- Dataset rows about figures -
-- BEGIN --
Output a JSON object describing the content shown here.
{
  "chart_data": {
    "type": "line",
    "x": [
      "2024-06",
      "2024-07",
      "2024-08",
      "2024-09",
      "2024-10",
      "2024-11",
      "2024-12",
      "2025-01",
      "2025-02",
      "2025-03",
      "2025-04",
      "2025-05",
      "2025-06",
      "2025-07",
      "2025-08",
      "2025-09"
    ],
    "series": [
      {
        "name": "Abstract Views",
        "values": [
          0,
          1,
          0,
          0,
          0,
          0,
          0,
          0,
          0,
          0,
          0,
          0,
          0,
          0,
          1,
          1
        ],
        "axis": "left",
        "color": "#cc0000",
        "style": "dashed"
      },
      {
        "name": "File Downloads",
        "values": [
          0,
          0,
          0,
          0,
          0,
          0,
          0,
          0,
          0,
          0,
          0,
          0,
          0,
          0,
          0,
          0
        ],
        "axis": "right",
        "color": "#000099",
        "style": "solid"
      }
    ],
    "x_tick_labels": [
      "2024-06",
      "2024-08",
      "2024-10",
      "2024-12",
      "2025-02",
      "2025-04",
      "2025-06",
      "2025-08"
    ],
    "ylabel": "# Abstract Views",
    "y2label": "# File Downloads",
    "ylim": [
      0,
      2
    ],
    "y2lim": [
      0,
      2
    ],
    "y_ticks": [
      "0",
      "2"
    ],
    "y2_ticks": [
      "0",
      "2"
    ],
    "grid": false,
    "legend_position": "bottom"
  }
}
-- END --
- The exercise -
In this exercise, repeat all entries exactly.

- Written solution -
Output a JSON object describing the content shown here.
{
  "chart_data": {
    "type": "line",
    "x": [
      "2024-06",
      "2024-07",
      "2024-08",
      "2024-09",
      "2024-10",
      "2024-11",
      "2024-12",
      "2025-01",
      "2025-02",
      "2025-03",
      "2025-04",
      "2025-05",
      "2025-06",
      "2025-07",
      "2025-08",
      "2025-09"
    ],
    "series": [
      {
        "name": "Abstract Views",
        "values": [
          0,
          1,
          0,
          0,
          0,
          0,
          0,
          0,
          0,
          0,
          0,
          0,
          0,
          0,
          1,
          1
        ],
        "axis": "left",
        "color": "#cc0000",
        "style": "dashed"
      },
      {
        "name": "File Downloads",
        "values": [
          0,
          0,
          0,
          0,
          0,
          0,
          0,
          0,
          0,
          0,
          0,
          0,
          0,
          0,
          0,
          0
        ],
        "axis": "right",
        "color": "#000099",
        "style": "solid"
      }
    ],
    "x_tick_labels": [
      "2024-06",
      "2024-08",
      "2024-10",
      "2024-12",
      "2025-02",
      "2025-04",
      "2025-06",
      "2025-08"
    ],
    "ylabel": "# Abstract Views",
    "y2label": "# File Downloads",
    "ylim": [
      0,
      2
    ],
    "y2lim": [
      0,
      2
    ],
    "y_ticks": [
      "0",
      "2"
    ],
    "y2_ticks": [
      "0",
      "2"
    ],
    "grid": false,
    "legend_position": "bottom"
  }
}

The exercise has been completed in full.